# Work instructions
Can you write out all of the material below, word for word?
########
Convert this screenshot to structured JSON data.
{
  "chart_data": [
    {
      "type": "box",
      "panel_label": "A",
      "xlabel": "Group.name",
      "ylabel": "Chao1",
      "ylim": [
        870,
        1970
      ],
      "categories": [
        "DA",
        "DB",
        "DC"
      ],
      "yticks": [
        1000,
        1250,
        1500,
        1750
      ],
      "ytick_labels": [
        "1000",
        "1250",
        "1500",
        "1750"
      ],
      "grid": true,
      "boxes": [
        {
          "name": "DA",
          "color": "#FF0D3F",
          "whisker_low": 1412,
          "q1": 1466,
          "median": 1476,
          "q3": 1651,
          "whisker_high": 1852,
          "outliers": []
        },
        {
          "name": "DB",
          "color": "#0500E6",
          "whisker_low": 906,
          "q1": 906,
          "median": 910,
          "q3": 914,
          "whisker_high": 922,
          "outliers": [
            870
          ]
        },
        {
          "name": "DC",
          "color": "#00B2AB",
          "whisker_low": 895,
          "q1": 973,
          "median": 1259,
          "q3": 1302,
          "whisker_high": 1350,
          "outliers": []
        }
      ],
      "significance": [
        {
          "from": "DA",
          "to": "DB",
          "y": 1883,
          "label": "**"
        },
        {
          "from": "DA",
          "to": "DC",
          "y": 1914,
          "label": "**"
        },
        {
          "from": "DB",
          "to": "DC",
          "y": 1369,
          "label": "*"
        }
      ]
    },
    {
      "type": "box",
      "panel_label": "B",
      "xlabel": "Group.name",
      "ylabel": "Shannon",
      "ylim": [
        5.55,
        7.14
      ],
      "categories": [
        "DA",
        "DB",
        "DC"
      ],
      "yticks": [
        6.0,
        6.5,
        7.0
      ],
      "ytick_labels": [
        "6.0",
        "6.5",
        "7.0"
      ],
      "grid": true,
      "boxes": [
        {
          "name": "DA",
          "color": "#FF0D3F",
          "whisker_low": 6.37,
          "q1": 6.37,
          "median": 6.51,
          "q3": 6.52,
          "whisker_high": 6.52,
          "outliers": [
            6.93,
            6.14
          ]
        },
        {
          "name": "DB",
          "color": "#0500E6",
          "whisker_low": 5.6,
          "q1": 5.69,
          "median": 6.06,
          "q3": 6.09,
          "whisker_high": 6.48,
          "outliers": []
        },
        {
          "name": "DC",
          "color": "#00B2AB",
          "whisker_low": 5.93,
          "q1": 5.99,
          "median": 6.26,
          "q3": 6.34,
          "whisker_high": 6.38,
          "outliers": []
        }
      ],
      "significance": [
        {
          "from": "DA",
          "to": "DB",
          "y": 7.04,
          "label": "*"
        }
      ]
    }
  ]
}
########
# Answer
Convert this screenshot to structured JSON data.
{
  "chart_data": [
    {
      "type": "box",
      "panel_label": "A",
      "xlabel": "Group.name",
      "ylabel": "Chao1",
      "ylim": [
        870,
        1970
      ],
      "categories": [
        "DA",
        "DB",
        "DC"
      ],
      "yticks": [
        1000,
        1250,
        1500,
        1750
      ],
      "ytick_labels": [
        "1000",
        "1250",
        "1500",
        "1750"
      ],
      "grid": true,
      "boxes": [
        {
          "name": "DA",
          "color": "#FF0D3F",
          "whisker_low": 1412,
          "q1": 1466,
          "median": 1476,
          "q3": 1651,
          "whisker_high": 1852,
          "outliers": []
        },
        {
          "name": "DB",
          "color": "#0500E6",
          "whisker_low": 906,
          "q1": 906,
          "median": 910,
          "q3": 914,
          "whisker_high": 922,
          "outliers": [
            870
          ]
        },
        {
          "name": "DC",
          "color": "#00B2AB",
          "whisker_low": 895,
          "q1": 973,
          "median": 1259,
          "q3": 1302,
          "whisker_high": 1350,
          "outliers": []
        }
      ],
      "significance": [
        {
          "from": "DA",
          "to": "DB",
          "y": 1883,
          "label": "**"
        },
        {
          "from": "DA",
          "to": "DC",
          "y": 1914,
          "label": "**"
        },
        {
          "from": "DB",
          "to": "DC",
          "y": 1369,
          "label": "*"
        }
      ]
    },
    {
      "type": "box",
      "panel_label": "B",
      "xlabel": "Group.name",
      "ylabel": "Shannon",
      "ylim": [
        5.55,
        7.14
      ],
      "categories": [
        "DA",
        "DB",
        "DC"
      ],
      "yticks": [
        6.0,
        6.5,
        7.0
      ],
      "ytick_labels": [
        "6.0",
        "6.5",
        "7.0"
      ],
      "grid": true,
      "boxes": [
        {
          "name": "DA",
          "color": "#FF0D3F",
          "whisker_low": 6.37,
          "q1": 6.37,
          "median": 6.51,
          "q3": 6.52,
          "whisker_high": 6.52,
          "outliers": [
            6.93,
            6.14
          ]
        },
        {
          "name": "DB",
          "color": "#0500E6",
          "whisker_low": 5.6,
          "q1": 5.69,
          "median": 6.06,
          "q3": 6.09,
          "whisker_high": 6.48,
          "outliers": []
        },
        {
          "name": "DC",
          "color": "#00B2AB",
          "whisker_low": 5.93,
          "q1": 5.99,
          "median": 6.26,
          "q3": 6.34,
          "whisker_high": 6.38,
          "outliers": []
        }
      ],
      "significance": [
        {
          "from": "DA",
          "to": "DB",
          "y": 7.04,
          "label": "*"
        }
      ]
    }
  ]
}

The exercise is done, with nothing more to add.